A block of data

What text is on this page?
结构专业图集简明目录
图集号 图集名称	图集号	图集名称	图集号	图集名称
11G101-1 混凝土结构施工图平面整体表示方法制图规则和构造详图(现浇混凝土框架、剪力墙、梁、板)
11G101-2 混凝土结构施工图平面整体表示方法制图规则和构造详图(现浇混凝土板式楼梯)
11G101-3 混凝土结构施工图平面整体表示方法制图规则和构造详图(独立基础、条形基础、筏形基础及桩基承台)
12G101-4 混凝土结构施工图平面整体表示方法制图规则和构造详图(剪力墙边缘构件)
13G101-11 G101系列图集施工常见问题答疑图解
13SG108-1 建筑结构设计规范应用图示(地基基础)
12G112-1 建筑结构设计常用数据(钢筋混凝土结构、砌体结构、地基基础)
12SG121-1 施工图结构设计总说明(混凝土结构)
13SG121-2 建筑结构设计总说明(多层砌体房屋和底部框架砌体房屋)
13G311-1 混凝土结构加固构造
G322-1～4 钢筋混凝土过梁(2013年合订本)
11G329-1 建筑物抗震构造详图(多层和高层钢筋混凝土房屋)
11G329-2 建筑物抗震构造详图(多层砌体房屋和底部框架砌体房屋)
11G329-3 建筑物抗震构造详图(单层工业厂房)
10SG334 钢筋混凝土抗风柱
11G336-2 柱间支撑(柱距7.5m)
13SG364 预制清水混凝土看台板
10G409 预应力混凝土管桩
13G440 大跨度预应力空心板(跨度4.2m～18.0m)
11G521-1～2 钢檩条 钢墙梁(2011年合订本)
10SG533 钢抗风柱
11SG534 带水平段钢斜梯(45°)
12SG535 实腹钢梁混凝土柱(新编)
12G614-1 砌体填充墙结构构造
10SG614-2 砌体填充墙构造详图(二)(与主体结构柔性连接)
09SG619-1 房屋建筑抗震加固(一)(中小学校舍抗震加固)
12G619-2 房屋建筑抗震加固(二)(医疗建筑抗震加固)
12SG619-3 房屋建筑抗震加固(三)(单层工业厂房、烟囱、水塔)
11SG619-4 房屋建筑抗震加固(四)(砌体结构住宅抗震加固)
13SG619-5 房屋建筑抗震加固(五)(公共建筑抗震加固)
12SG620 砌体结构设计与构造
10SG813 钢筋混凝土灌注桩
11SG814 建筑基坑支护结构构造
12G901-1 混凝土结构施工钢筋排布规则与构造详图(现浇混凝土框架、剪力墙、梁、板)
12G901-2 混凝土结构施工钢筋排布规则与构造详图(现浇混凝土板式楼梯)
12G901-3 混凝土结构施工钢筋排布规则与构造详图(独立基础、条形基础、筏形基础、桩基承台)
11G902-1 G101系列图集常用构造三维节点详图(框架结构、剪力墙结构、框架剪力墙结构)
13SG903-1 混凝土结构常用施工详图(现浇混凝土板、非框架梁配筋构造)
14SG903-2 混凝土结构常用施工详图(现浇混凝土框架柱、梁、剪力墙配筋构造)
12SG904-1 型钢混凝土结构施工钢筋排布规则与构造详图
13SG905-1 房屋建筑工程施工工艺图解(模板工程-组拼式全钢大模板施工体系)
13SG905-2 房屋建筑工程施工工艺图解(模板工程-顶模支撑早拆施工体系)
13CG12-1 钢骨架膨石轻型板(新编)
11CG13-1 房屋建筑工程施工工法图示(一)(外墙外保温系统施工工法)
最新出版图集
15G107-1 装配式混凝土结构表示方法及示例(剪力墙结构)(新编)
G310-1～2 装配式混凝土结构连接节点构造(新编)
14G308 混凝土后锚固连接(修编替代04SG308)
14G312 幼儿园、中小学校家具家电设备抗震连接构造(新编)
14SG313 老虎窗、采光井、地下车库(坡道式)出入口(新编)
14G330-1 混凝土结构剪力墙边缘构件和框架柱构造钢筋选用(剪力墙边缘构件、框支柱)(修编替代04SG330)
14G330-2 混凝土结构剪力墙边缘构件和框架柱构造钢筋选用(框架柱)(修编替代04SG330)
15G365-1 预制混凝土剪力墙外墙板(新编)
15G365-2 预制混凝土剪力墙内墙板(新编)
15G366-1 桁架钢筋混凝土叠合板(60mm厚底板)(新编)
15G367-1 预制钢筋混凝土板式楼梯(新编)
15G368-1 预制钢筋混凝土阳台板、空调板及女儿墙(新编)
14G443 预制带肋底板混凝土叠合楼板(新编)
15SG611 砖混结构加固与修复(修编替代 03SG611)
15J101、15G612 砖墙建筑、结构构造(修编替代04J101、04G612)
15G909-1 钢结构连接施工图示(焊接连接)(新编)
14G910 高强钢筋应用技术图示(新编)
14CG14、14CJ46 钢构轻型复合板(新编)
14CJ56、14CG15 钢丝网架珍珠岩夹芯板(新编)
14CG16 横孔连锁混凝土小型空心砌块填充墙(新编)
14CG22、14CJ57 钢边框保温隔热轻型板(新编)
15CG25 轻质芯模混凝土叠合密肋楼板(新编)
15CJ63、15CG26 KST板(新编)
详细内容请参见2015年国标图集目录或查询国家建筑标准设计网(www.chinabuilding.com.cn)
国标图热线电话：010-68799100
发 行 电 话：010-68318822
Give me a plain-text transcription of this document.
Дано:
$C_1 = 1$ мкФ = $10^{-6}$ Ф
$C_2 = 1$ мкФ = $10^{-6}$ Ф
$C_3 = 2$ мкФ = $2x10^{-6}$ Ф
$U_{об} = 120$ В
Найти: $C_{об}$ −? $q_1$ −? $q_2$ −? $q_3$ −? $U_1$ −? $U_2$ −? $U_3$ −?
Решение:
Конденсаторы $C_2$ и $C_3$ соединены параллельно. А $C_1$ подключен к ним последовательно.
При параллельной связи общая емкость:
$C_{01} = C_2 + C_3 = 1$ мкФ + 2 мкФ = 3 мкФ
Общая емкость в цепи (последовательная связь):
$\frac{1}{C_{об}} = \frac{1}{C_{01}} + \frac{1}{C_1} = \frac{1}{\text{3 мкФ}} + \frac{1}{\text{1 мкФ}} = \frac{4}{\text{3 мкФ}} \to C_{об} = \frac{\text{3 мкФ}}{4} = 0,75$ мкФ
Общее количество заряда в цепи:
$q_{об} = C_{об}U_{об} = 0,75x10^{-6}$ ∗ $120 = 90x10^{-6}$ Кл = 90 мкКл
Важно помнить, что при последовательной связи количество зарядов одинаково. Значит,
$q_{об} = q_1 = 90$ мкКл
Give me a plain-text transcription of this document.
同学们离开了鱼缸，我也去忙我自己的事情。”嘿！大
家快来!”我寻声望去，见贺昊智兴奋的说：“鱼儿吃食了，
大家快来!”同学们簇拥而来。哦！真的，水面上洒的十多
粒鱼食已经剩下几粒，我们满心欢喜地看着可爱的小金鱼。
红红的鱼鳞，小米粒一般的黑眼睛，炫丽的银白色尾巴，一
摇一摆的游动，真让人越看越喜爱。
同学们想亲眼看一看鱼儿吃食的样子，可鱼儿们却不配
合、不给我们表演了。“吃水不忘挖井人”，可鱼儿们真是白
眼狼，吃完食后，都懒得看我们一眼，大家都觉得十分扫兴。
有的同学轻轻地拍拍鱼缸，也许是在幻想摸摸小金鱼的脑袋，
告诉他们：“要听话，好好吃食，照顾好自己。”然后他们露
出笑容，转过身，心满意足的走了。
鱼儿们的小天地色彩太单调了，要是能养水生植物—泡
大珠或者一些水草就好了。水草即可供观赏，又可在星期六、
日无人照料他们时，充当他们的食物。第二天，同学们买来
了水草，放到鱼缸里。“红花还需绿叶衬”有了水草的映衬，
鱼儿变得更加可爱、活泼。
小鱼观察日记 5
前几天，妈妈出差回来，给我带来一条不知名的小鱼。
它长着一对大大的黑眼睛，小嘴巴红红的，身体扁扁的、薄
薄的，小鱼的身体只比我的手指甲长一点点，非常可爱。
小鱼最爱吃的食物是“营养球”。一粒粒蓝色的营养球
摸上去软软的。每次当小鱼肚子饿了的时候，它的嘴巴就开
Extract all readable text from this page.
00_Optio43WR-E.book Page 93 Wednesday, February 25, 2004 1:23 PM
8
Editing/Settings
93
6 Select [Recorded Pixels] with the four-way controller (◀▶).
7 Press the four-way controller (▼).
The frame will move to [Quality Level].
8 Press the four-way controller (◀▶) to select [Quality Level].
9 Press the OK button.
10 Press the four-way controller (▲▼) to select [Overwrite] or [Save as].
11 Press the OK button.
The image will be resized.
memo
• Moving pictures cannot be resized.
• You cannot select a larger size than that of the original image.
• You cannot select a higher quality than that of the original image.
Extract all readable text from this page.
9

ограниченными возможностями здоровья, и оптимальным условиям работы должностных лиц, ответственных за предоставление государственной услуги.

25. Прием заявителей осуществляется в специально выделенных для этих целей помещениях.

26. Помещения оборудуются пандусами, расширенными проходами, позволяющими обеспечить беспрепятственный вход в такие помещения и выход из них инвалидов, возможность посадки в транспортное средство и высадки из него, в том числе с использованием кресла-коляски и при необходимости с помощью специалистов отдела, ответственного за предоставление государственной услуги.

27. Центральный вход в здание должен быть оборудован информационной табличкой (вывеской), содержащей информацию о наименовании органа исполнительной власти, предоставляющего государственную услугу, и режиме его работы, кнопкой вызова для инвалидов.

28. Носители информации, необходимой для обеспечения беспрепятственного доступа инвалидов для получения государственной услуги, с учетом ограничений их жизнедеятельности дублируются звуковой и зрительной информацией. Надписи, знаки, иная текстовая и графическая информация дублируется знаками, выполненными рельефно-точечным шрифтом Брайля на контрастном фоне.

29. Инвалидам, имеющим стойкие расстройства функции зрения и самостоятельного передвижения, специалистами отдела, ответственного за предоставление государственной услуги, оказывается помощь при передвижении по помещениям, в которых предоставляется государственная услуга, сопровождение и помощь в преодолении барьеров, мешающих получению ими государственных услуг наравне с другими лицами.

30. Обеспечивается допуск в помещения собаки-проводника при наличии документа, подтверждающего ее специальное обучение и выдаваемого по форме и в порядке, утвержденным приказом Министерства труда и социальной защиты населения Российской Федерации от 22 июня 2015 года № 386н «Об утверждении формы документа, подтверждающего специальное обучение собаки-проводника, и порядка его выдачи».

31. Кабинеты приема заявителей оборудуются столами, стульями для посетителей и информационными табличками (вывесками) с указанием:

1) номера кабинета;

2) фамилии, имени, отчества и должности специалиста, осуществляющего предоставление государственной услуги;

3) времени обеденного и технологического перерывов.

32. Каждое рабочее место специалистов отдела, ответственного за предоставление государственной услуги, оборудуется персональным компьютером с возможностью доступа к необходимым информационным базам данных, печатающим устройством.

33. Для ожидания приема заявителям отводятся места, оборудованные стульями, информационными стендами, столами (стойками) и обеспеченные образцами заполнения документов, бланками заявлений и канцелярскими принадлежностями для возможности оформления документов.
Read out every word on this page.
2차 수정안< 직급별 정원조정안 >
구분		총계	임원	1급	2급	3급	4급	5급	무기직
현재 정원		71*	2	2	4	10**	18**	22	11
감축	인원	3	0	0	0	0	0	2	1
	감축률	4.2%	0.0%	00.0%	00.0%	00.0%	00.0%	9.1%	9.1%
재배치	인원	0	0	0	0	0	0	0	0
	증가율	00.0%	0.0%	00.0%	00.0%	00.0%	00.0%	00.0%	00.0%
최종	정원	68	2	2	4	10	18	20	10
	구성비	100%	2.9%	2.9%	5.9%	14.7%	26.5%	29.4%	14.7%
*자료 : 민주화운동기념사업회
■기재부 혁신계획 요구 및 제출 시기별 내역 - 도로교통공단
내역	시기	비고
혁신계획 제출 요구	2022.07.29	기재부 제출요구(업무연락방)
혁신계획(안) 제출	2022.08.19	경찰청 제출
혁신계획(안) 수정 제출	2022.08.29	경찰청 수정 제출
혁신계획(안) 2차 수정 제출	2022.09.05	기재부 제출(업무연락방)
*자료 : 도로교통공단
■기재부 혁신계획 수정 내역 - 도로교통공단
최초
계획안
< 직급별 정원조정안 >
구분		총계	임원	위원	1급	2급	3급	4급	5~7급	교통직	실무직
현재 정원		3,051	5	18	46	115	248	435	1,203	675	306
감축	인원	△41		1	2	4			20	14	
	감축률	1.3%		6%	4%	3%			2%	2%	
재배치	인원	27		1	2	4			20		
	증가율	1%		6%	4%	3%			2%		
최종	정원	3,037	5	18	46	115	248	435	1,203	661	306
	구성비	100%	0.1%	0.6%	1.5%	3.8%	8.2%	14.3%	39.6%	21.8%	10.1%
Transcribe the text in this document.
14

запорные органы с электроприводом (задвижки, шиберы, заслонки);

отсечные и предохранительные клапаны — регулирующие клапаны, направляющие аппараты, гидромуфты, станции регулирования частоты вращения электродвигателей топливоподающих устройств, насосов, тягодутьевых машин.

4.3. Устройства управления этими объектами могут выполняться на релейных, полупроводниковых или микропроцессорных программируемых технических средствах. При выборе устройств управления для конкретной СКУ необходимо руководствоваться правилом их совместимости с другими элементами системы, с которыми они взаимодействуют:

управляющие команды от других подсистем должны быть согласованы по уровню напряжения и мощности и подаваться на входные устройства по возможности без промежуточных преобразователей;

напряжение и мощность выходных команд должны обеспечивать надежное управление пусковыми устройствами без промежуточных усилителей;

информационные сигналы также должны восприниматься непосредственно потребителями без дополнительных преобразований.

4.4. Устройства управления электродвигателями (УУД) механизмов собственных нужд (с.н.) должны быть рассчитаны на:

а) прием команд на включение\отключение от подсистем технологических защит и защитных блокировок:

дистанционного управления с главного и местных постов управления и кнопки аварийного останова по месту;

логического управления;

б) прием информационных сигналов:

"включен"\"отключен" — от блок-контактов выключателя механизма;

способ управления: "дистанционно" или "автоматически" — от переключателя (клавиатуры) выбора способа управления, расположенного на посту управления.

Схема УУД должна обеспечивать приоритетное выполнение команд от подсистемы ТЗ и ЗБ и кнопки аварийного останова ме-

DIRECTIVE: Return from the data every line that holds "количество".

COMPLETE OUTPUT:
Общее количество заряда в цепи:
Важно помнить, что при последовательной связи количество зарядов одинаково. Значит,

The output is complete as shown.